- CHALLENGE -
Filter the listing and keep only the lines with the word "GRÖSSTES".

- MATERIAL -
# # #
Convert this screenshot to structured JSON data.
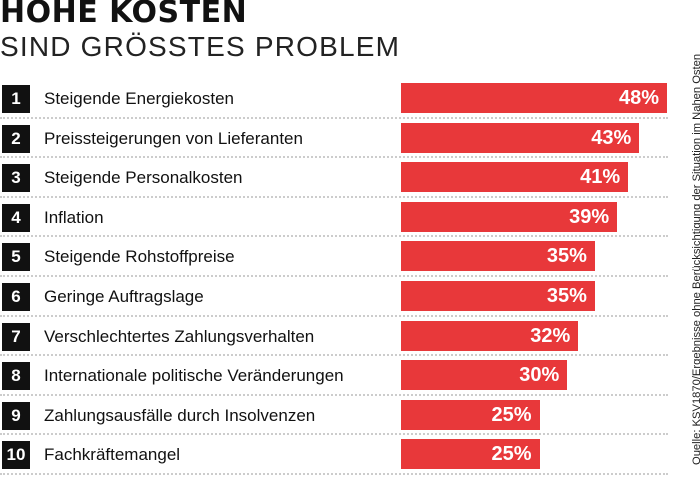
{
  "title": "HOHE KOSTEN",
  "subtitle": "SIND GRÖSSTES PROBLEM",
  "source": "Quelle: KSV1870/Ergebnisse ohne Berücksichtigung der Situation im Nahen Osten",
  "colors": {
    "bar": "#e8383a",
    "rank_box": "#111111"
  },
  "chart_data": {
    "type": "bar",
    "orientation": "horizontal",
    "title": "HOHE KOSTEN SIND GRÖSSTES PROBLEM",
    "categories": [
      "Steigende Energiekosten",
      "Preissteigerungen von Lieferanten",
      "Steigende Personalkosten",
      "Inflation",
      "Steigende Rohstoffpreise",
      "Geringe Auftragslage",
      "Verschlechtertes Zahlungsverhalten",
      "Internationale politische Veränderungen",
      "Zahlungsausfälle durch Insolvenzen",
      "Fachkräftemangel"
    ],
    "ranks": [
      "1",
      "2",
      "3",
      "4",
      "5",
      "6",
      "7",
      "8",
      "9",
      "10"
    ],
    "values": [
      48,
      43,
      41,
      39,
      35,
      35,
      32,
      30,
      25,
      25
    ],
    "value_labels": [
      "48%",
      "43%",
      "41%",
      "39%",
      "35%",
      "35%",
      "32%",
      "30%",
      "25%",
      "25%"
    ],
    "unit": "%",
    "grid": false,
    "legend": "none"
  }
}
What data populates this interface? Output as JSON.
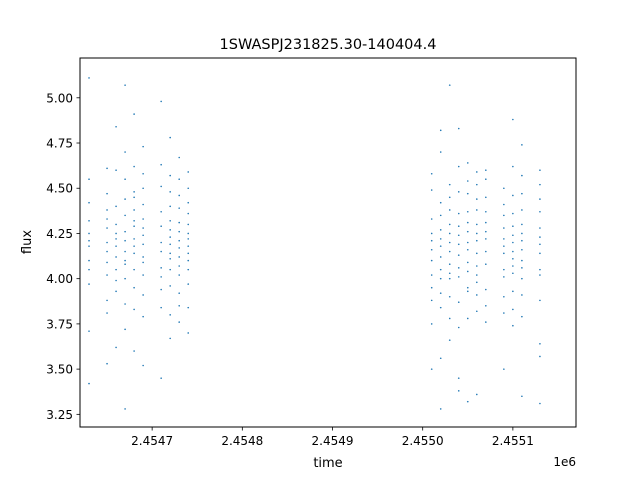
{
  "chart_data": {
    "type": "scatter",
    "title": "1SWASPJ231825.30-140404.4",
    "xlabel": "time",
    "ylabel": "flux",
    "x_offset_label": "1e6",
    "xlim": [
      2.45462,
      2.45517
    ],
    "ylim": [
      3.18,
      5.22
    ],
    "x_ticks": [
      {
        "value": 2.4547,
        "label": "2.4547"
      },
      {
        "value": 2.4548,
        "label": "2.4548"
      },
      {
        "value": 2.4549,
        "label": "2.4549"
      },
      {
        "value": 2.455,
        "label": "2.4550"
      },
      {
        "value": 2.4551,
        "label": "2.4551"
      }
    ],
    "y_ticks": [
      {
        "value": 3.25,
        "label": "3.25"
      },
      {
        "value": 3.5,
        "label": "3.50"
      },
      {
        "value": 3.75,
        "label": "3.75"
      },
      {
        "value": 4.0,
        "label": "4.00"
      },
      {
        "value": 4.25,
        "label": "4.25"
      },
      {
        "value": 4.5,
        "label": "4.50"
      },
      {
        "value": 4.75,
        "label": "4.75"
      },
      {
        "value": 5.0,
        "label": "5.00"
      }
    ],
    "grid": false,
    "marker_color": "#1f77b4",
    "series": [
      {
        "points": [
          [
            2.45463,
            4.32
          ],
          [
            2.45463,
            4.18
          ],
          [
            2.45463,
            4.05
          ],
          [
            2.45463,
            4.42
          ],
          [
            2.45463,
            4.55
          ],
          [
            2.45463,
            3.71
          ],
          [
            2.45463,
            4.25
          ],
          [
            2.45463,
            5.11
          ],
          [
            2.45463,
            3.42
          ],
          [
            2.45463,
            4.1
          ],
          [
            2.45463,
            4.21
          ],
          [
            2.45463,
            3.97
          ],
          [
            2.45465,
            4.15
          ],
          [
            2.45465,
            4.38
          ],
          [
            2.45465,
            4.02
          ],
          [
            2.45465,
            3.88
          ],
          [
            2.45465,
            4.28
          ],
          [
            2.45465,
            4.61
          ],
          [
            2.45465,
            3.53
          ],
          [
            2.45465,
            4.2
          ],
          [
            2.45465,
            4.09
          ],
          [
            2.45465,
            4.33
          ],
          [
            2.45465,
            3.81
          ],
          [
            2.45465,
            4.47
          ],
          [
            2.45466,
            4.22
          ],
          [
            2.45466,
            4.05
          ],
          [
            2.45466,
            4.4
          ],
          [
            2.45466,
            3.93
          ],
          [
            2.45466,
            4.6
          ],
          [
            2.45466,
            4.12
          ],
          [
            2.45466,
            3.62
          ],
          [
            2.45466,
            4.3
          ],
          [
            2.45466,
            4.18
          ],
          [
            2.45466,
            3.99
          ],
          [
            2.45466,
            4.84
          ],
          [
            2.45466,
            4.25
          ],
          [
            2.45467,
            4.26
          ],
          [
            2.45467,
            4.1
          ],
          [
            2.45467,
            4.44
          ],
          [
            2.45467,
            3.86
          ],
          [
            2.45467,
            4.35
          ],
          [
            2.45467,
            4.0
          ],
          [
            2.45467,
            4.7
          ],
          [
            2.45467,
            3.72
          ],
          [
            2.45467,
            4.21
          ],
          [
            2.45467,
            4.55
          ],
          [
            2.45467,
            4.15
          ],
          [
            2.45467,
            4.08
          ],
          [
            2.45467,
            3.28
          ],
          [
            2.45467,
            5.07
          ],
          [
            2.45468,
            4.29
          ],
          [
            2.45468,
            4.14
          ],
          [
            2.45468,
            4.48
          ],
          [
            2.45468,
            3.95
          ],
          [
            2.45468,
            4.38
          ],
          [
            2.45468,
            4.05
          ],
          [
            2.45468,
            4.62
          ],
          [
            2.45468,
            3.83
          ],
          [
            2.45468,
            4.22
          ],
          [
            2.45468,
            4.32
          ],
          [
            2.45468,
            4.91
          ],
          [
            2.45468,
            3.6
          ],
          [
            2.45468,
            4.18
          ],
          [
            2.45468,
            4.45
          ],
          [
            2.45469,
            4.24
          ],
          [
            2.45469,
            4.09
          ],
          [
            2.45469,
            4.41
          ],
          [
            2.45469,
            3.91
          ],
          [
            2.45469,
            4.33
          ],
          [
            2.45469,
            4.02
          ],
          [
            2.45469,
            4.58
          ],
          [
            2.45469,
            3.79
          ],
          [
            2.45469,
            4.19
          ],
          [
            2.45469,
            4.28
          ],
          [
            2.45469,
            4.73
          ],
          [
            2.45469,
            3.52
          ],
          [
            2.45469,
            4.12
          ],
          [
            2.45469,
            4.5
          ],
          [
            2.45471,
            4.2
          ],
          [
            2.45471,
            4.06
          ],
          [
            2.45471,
            4.37
          ],
          [
            2.45471,
            3.94
          ],
          [
            2.45471,
            4.29
          ],
          [
            2.45471,
            4.51
          ],
          [
            2.45471,
            3.84
          ],
          [
            2.45471,
            4.63
          ],
          [
            2.45471,
            4.15
          ],
          [
            2.45471,
            4.01
          ],
          [
            2.45471,
            3.45
          ],
          [
            2.45471,
            4.98
          ],
          [
            2.45472,
            4.23
          ],
          [
            2.45472,
            4.11
          ],
          [
            2.45472,
            4.4
          ],
          [
            2.45472,
            3.96
          ],
          [
            2.45472,
            4.32
          ],
          [
            2.45472,
            4.05
          ],
          [
            2.45472,
            4.57
          ],
          [
            2.45472,
            3.8
          ],
          [
            2.45472,
            4.19
          ],
          [
            2.45472,
            4.48
          ],
          [
            2.45472,
            3.67
          ],
          [
            2.45472,
            4.78
          ],
          [
            2.45472,
            4.27
          ],
          [
            2.45472,
            4.14
          ],
          [
            2.45473,
            4.21
          ],
          [
            2.45473,
            4.07
          ],
          [
            2.45473,
            4.39
          ],
          [
            2.45473,
            3.92
          ],
          [
            2.45473,
            4.31
          ],
          [
            2.45473,
            4.02
          ],
          [
            2.45473,
            4.55
          ],
          [
            2.45473,
            3.76
          ],
          [
            2.45473,
            4.17
          ],
          [
            2.45473,
            4.46
          ],
          [
            2.45473,
            4.67
          ],
          [
            2.45473,
            3.85
          ],
          [
            2.45473,
            4.26
          ],
          [
            2.45473,
            4.12
          ],
          [
            2.45474,
            4.22
          ],
          [
            2.45474,
            4.1
          ],
          [
            2.45474,
            4.36
          ],
          [
            2.45474,
            3.97
          ],
          [
            2.45474,
            4.3
          ],
          [
            2.45474,
            4.05
          ],
          [
            2.45474,
            4.5
          ],
          [
            2.45474,
            3.84
          ],
          [
            2.45474,
            4.18
          ],
          [
            2.45474,
            4.42
          ],
          [
            2.45474,
            3.7
          ],
          [
            2.45474,
            4.59
          ],
          [
            2.45474,
            4.25
          ],
          [
            2.45474,
            4.14
          ],
          [
            2.45501,
            4.16
          ],
          [
            2.45501,
            4.02
          ],
          [
            2.45501,
            4.33
          ],
          [
            2.45501,
            3.88
          ],
          [
            2.45501,
            4.25
          ],
          [
            2.45501,
            4.49
          ],
          [
            2.45501,
            3.75
          ],
          [
            2.45501,
            4.1
          ],
          [
            2.45501,
            4.58
          ],
          [
            2.45501,
            3.95
          ],
          [
            2.45501,
            4.21
          ],
          [
            2.45501,
            3.5
          ],
          [
            2.45502,
            4.18
          ],
          [
            2.45502,
            4.05
          ],
          [
            2.45502,
            4.35
          ],
          [
            2.45502,
            3.92
          ],
          [
            2.45502,
            4.27
          ],
          [
            2.45502,
            4.0
          ],
          [
            2.45502,
            4.82
          ],
          [
            2.45502,
            3.56
          ],
          [
            2.45502,
            3.28
          ],
          [
            2.45502,
            4.42
          ],
          [
            2.45502,
            4.12
          ],
          [
            2.45502,
            4.22
          ],
          [
            2.45502,
            3.84
          ],
          [
            2.45502,
            4.7
          ],
          [
            2.45503,
            4.2
          ],
          [
            2.45503,
            4.08
          ],
          [
            2.45503,
            4.38
          ],
          [
            2.45503,
            3.9
          ],
          [
            2.45503,
            4.3
          ],
          [
            2.45503,
            4.03
          ],
          [
            2.45503,
            4.52
          ],
          [
            2.45503,
            3.78
          ],
          [
            2.45503,
            4.15
          ],
          [
            2.45503,
            4.45
          ],
          [
            2.45503,
            3.66
          ],
          [
            2.45503,
            4.25
          ],
          [
            2.45503,
            5.07
          ],
          [
            2.45503,
            4.0
          ],
          [
            2.45504,
            4.19
          ],
          [
            2.45504,
            4.06
          ],
          [
            2.45504,
            4.36
          ],
          [
            2.45504,
            3.87
          ],
          [
            2.45504,
            4.29
          ],
          [
            2.45504,
            4.01
          ],
          [
            2.45504,
            4.83
          ],
          [
            2.45504,
            3.45
          ],
          [
            2.45504,
            3.38
          ],
          [
            2.45504,
            4.24
          ],
          [
            2.45504,
            4.48
          ],
          [
            2.45504,
            4.13
          ],
          [
            2.45504,
            3.73
          ],
          [
            2.45504,
            4.62
          ],
          [
            2.45505,
            4.2
          ],
          [
            2.45505,
            4.09
          ],
          [
            2.45505,
            4.37
          ],
          [
            2.45505,
            3.93
          ],
          [
            2.45505,
            4.31
          ],
          [
            2.45505,
            4.04
          ],
          [
            2.45505,
            4.54
          ],
          [
            2.45505,
            3.32
          ],
          [
            2.45505,
            4.16
          ],
          [
            2.45505,
            4.47
          ],
          [
            2.45505,
            3.78
          ],
          [
            2.45505,
            4.26
          ],
          [
            2.45505,
            3.95
          ],
          [
            2.45505,
            4.64
          ],
          [
            2.45506,
            4.21
          ],
          [
            2.45506,
            4.07
          ],
          [
            2.45506,
            4.38
          ],
          [
            2.45506,
            3.91
          ],
          [
            2.45506,
            4.3
          ],
          [
            2.45506,
            4.02
          ],
          [
            2.45506,
            4.59
          ],
          [
            2.45506,
            3.82
          ],
          [
            2.45506,
            4.14
          ],
          [
            2.45506,
            4.44
          ],
          [
            2.45506,
            3.36
          ],
          [
            2.45506,
            4.25
          ],
          [
            2.45506,
            4.52
          ],
          [
            2.45506,
            3.98
          ],
          [
            2.45507,
            4.22
          ],
          [
            2.45507,
            4.08
          ],
          [
            2.45507,
            4.37
          ],
          [
            2.45507,
            3.94
          ],
          [
            2.45507,
            4.31
          ],
          [
            2.45507,
            4.6
          ],
          [
            2.45507,
            3.85
          ],
          [
            2.45507,
            4.15
          ],
          [
            2.45507,
            4.45
          ],
          [
            2.45507,
            4.26
          ],
          [
            2.45507,
            3.76
          ],
          [
            2.45507,
            4.55
          ],
          [
            2.45509,
            4.18
          ],
          [
            2.45509,
            4.05
          ],
          [
            2.45509,
            4.35
          ],
          [
            2.45509,
            3.9
          ],
          [
            2.45509,
            4.28
          ],
          [
            2.45509,
            4.01
          ],
          [
            2.45509,
            4.5
          ],
          [
            2.45509,
            3.81
          ],
          [
            2.45509,
            4.22
          ],
          [
            2.45509,
            4.41
          ],
          [
            2.45509,
            3.5
          ],
          [
            2.45509,
            4.14
          ],
          [
            2.4551,
            4.2
          ],
          [
            2.4551,
            4.07
          ],
          [
            2.4551,
            4.36
          ],
          [
            2.4551,
            3.93
          ],
          [
            2.4551,
            4.29
          ],
          [
            2.4551,
            4.03
          ],
          [
            2.4551,
            4.62
          ],
          [
            2.4551,
            3.83
          ],
          [
            2.4551,
            4.15
          ],
          [
            2.4551,
            4.46
          ],
          [
            2.4551,
            4.88
          ],
          [
            2.4551,
            4.24
          ],
          [
            2.4551,
            3.74
          ],
          [
            2.4551,
            4.11
          ],
          [
            2.45511,
            4.21
          ],
          [
            2.45511,
            4.06
          ],
          [
            2.45511,
            4.38
          ],
          [
            2.45511,
            3.91
          ],
          [
            2.45511,
            4.3
          ],
          [
            2.45511,
            4.0
          ],
          [
            2.45511,
            4.57
          ],
          [
            2.45511,
            3.79
          ],
          [
            2.45511,
            4.16
          ],
          [
            2.45511,
            4.47
          ],
          [
            2.45511,
            4.74
          ],
          [
            2.45511,
            4.25
          ],
          [
            2.45511,
            3.35
          ],
          [
            2.45511,
            4.1
          ],
          [
            2.45513,
            4.19
          ],
          [
            2.45513,
            4.05
          ],
          [
            2.45513,
            4.37
          ],
          [
            2.45513,
            3.88
          ],
          [
            2.45513,
            4.28
          ],
          [
            2.45513,
            4.02
          ],
          [
            2.45513,
            4.52
          ],
          [
            2.45513,
            3.64
          ],
          [
            2.45513,
            4.14
          ],
          [
            2.45513,
            4.44
          ],
          [
            2.45513,
            3.31
          ],
          [
            2.45513,
            3.57
          ],
          [
            2.45513,
            4.23
          ],
          [
            2.45513,
            4.6
          ]
        ]
      }
    ]
  }
}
# # #
- EXPECTED ANSWER -
  "subtitle": "SIND GRÖSSTES PROBLEM",
    "title": "HOHE KOSTEN SIND GRÖSSTES PROBLEM",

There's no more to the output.